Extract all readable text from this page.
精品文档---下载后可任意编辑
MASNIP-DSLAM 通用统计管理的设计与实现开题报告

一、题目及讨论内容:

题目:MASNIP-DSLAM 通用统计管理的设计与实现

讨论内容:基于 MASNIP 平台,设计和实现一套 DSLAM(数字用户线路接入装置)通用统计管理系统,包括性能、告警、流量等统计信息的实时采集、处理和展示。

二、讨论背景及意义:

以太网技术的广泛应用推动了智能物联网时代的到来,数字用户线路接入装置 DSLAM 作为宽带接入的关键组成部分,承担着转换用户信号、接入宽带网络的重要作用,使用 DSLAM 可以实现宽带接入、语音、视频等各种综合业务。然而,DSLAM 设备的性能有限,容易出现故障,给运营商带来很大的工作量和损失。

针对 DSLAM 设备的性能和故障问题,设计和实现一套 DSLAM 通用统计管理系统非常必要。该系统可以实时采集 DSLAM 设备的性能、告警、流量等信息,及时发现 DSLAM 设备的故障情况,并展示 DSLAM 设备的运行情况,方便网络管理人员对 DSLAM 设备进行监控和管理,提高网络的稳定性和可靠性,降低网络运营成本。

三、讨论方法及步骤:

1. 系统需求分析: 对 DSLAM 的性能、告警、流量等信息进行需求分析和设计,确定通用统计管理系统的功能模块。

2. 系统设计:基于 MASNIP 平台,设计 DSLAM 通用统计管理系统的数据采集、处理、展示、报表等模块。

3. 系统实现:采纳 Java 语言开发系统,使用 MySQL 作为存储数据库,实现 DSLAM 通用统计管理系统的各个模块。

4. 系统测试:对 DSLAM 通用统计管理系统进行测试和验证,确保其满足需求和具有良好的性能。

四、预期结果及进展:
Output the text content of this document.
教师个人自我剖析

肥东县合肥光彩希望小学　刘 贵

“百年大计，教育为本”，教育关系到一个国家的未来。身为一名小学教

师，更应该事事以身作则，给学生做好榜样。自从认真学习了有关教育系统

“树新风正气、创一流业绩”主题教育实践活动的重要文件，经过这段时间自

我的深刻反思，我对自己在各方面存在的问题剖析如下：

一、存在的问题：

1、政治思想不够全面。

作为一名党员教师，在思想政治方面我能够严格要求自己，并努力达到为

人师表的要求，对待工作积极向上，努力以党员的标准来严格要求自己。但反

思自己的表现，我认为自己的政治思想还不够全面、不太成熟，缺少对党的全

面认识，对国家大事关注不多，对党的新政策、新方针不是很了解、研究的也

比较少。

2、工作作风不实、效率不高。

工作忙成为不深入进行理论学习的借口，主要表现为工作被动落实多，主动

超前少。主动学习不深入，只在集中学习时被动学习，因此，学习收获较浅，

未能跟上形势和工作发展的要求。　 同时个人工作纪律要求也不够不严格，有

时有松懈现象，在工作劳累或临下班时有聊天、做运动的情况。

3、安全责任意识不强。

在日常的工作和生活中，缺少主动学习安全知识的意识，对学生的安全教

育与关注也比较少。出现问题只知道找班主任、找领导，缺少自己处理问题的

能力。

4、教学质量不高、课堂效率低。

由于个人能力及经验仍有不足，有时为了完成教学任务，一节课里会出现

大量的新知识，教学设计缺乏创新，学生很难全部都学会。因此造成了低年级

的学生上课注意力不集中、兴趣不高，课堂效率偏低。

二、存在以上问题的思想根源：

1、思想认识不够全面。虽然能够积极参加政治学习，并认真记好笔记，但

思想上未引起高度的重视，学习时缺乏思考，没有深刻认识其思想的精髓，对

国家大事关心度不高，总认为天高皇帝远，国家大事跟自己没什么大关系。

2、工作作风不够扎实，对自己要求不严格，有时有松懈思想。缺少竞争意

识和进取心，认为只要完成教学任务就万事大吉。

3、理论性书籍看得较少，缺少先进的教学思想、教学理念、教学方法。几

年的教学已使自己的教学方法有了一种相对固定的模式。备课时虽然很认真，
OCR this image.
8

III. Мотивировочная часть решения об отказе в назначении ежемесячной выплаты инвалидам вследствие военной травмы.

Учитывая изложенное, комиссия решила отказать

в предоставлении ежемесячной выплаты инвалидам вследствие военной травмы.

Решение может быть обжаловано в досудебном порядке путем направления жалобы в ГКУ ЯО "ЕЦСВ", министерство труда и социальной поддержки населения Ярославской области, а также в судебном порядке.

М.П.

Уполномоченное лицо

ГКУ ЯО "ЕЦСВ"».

## WHAT YOU NEED TO DO
In this exercise, repeat all entries exactly.

## TASK RESULT
Extract all readable text from this page.
精品文档---下载后可任意编辑
MASNIP-DSLAM 通用统计管理的设计与实现开题报告

一、题目及讨论内容:

题目:MASNIP-DSLAM 通用统计管理的设计与实现

讨论内容:基于 MASNIP 平台,设计和实现一套 DSLAM(数字用户线路接入装置)通用统计管理系统,包括性能、告警、流量等统计信息的实时采集、处理和展示。

二、讨论背景及意义:

以太网技术的广泛应用推动了智能物联网时代的到来,数字用户线路接入装置 DSLAM 作为宽带接入的关键组成部分,承担着转换用户信号、接入宽带网络的重要作用,使用 DSLAM 可以实现宽带接入、语音、视频等各种综合业务。然而,DSLAM 设备的性能有限,容易出现故障,给运营商带来很大的工作量和损失。

针对 DSLAM 设备的性能和故障问题,设计和实现一套 DSLAM 通用统计管理系统非常必要。该系统可以实时采集 DSLAM 设备的性能、告警、流量等信息,及时发现 DSLAM 设备的故障情况,并展示 DSLAM 设备的运行情况,方便网络管理人员对 DSLAM 设备进行监控和管理,提高网络的稳定性和可靠性,降低网络运营成本。

三、讨论方法及步骤:

1. 系统需求分析: 对 DSLAM 的性能、告警、流量等信息进行需求分析和设计,确定通用统计管理系统的功能模块。

2. 系统设计:基于 MASNIP 平台,设计 DSLAM 通用统计管理系统的数据采集、处理、展示、报表等模块。

3. 系统实现:采纳 Java 语言开发系统,使用 MySQL 作为存储数据库,实现 DSLAM 通用统计管理系统的各个模块。

4. 系统测试:对 DSLAM 通用统计管理系统进行测试和验证,确保其满足需求和具有良好的性能。

四、预期结果及进展:
Output the text content of this document.
教师个人自我剖析

肥东县合肥光彩希望小学　刘 贵

“百年大计，教育为本”，教育关系到一个国家的未来。身为一名小学教

师，更应该事事以身作则，给学生做好榜样。自从认真学习了有关教育系统

“树新风正气、创一流业绩”主题教育实践活动的重要文件，经过这段时间自

我的深刻反思，我对自己在各方面存在的问题剖析如下：

一、存在的问题：

1、政治思想不够全面。

作为一名党员教师，在思想政治方面我能够严格要求自己，并努力达到为

人师表的要求，对待工作积极向上，努力以党员的标准来严格要求自己。但反

思自己的表现，我认为自己的政治思想还不够全面、不太成熟，缺少对党的全

面认识，对国家大事关注不多，对党的新政策、新方针不是很了解、研究的也

比较少。

2、工作作风不实、效率不高。

工作忙成为不深入进行理论学习的借口，主要表现为工作被动落实多，主动

超前少。主动学习不深入，只在集中学习时被动学习，因此，学习收获较浅，

未能跟上形势和工作发展的要求。　 同时个人工作纪律要求也不够不严格，有

时有松懈现象，在工作劳累或临下班时有聊天、做运动的情况。

3、安全责任意识不强。

在日常的工作和生活中，缺少主动学习安全知识的意识，对学生的安全教

育与关注也比较少。出现问题只知道找班主任、找领导，缺少自己处理问题的

能力。

4、教学质量不高、课堂效率低。

由于个人能力及经验仍有不足，有时为了完成教学任务，一节课里会出现

大量的新知识，教学设计缺乏创新，学生很难全部都学会。因此造成了低年级

的学生上课注意力不集中、兴趣不高，课堂效率偏低。

二、存在以上问题的思想根源：

1、思想认识不够全面。虽然能够积极参加政治学习，并认真记好笔记，但

思想上未引起高度的重视，学习时缺乏思考，没有深刻认识其思想的精髓，对

国家大事关心度不高，总认为天高皇帝远，国家大事跟自己没什么大关系。

2、工作作风不够扎实，对自己要求不严格，有时有松懈思想。缺少竞争意

识和进取心，认为只要完成教学任务就万事大吉。

3、理论性书籍看得较少，缺少先进的教学思想、教学理念、教学方法。几

年的教学已使自己的教学方法有了一种相对固定的模式。备课时虽然很认真，
OCR this image.
8

III. Мотивировочная часть решения об отказе в назначении ежемесячной выплаты инвалидам вследствие военной травмы.

Учитывая изложенное, комиссия решила отказать

в предоставлении ежемесячной выплаты инвалидам вследствие военной травмы.

Решение может быть обжаловано в досудебном порядке путем направления жалобы в ГКУ ЯО "ЕЦСВ", министерство труда и социальной поддержки населения Ярославской области, а также в судебном порядке.

М.П.

Уполномоченное лицо

ГКУ ЯО "ЕЦСВ"».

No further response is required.